35
\$\begingroup\$

Given a letter of the English alphabet, your task is to build a semi-diagonal alphabet to the input.

How to build a Semi-Diagonal alphabet?

Brief Description: First, you take the position of the letter in the alphabet, P (P is 1-indexed here). Then, you print each letter until the input (inclusive) on a line, preceded by P-1 and repeat that letter P times, interleaving with spaces.

Examples:

  • Given F, your program should output:

    A 
     B B 
      C C C 
       D D D D 
        E E E E E 
         F F F F F F 
    
  • Given K, your program should output:

    A
     B B 
      C C C 
       D D D D 
        E E E E E 
         F F F F F F 
          G G G G G G G 
           H H H H H H H H 
            I I I I I I I I I 
             J J J J J J J J J J 
              K K K K K K K K K K K 
    
  • Given A, your program should output:

    A
    

Rules

  • You may choose either lowercase or uppercase characters, but that should be consistent.

  • You may have extraneous spaces as follows:

    • One consistent leading space (on each line).
    • A trailing or leading newline(s).
    • Trailing spaces.
  • Input and output can be taken by any standard mean, and default loopholes apply.

  • You are allowed to output a list of lines instead, as long as you also provide the version.

  • This is , so the shortest code in bytes wins!

Inspired by this challenge.

### Tasks to carry out
• a. In the semi-diagonal alphabet challenge, why does the line for F in the first example contain six copies of the letter? Answer in one to three sentences.
• b. Reproduce the text of the semi-diagonal alphabet challenge word for word, starting at "How to build" and ending at "interleaving with spaces.".

Stored items

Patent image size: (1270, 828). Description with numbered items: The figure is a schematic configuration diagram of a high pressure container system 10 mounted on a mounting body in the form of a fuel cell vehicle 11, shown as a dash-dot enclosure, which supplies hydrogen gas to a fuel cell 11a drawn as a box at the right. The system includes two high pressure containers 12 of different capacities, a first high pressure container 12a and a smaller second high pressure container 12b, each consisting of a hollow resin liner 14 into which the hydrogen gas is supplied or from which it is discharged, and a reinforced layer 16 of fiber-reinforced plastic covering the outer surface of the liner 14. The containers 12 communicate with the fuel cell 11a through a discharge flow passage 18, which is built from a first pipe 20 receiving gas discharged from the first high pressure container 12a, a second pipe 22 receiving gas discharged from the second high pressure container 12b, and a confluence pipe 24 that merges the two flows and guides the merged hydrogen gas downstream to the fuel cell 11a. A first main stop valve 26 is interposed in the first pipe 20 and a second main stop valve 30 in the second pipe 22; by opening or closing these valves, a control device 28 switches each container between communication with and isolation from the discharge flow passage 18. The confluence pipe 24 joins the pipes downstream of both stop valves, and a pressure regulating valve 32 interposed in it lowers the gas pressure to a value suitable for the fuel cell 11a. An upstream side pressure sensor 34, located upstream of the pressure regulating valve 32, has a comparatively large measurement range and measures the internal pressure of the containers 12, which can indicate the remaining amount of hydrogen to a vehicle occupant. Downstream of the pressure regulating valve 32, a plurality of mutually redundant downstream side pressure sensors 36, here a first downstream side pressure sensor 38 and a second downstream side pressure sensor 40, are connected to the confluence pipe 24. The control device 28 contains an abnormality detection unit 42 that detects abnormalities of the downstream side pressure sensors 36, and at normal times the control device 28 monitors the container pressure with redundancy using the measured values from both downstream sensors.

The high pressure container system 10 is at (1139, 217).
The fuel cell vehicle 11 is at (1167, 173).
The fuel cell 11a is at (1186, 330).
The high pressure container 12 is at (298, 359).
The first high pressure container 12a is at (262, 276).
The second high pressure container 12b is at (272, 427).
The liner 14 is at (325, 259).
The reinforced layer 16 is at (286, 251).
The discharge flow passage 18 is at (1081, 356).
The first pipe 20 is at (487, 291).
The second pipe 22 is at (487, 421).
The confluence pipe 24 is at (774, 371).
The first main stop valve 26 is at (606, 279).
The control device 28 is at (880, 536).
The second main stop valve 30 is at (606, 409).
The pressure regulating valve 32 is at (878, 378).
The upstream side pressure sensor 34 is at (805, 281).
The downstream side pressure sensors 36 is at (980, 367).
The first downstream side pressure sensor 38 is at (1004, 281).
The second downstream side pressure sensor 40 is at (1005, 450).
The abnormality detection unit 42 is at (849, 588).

### Written answers
• a. The description says each letter is repeated P times, where P is its 1-indexed position in the alphabet. F is the sixth letter, so it appears six times, separated by spaces.

• b.
How to build a Semi-Diagonal alphabet?

Brief Description: First, you take the position of the letter in the alphabet, P (P is 1-indexed here). Then, you print each letter until the input (inclusive) on a line, preceded by P-1 and repeat that letter P times, interleaving with spaces.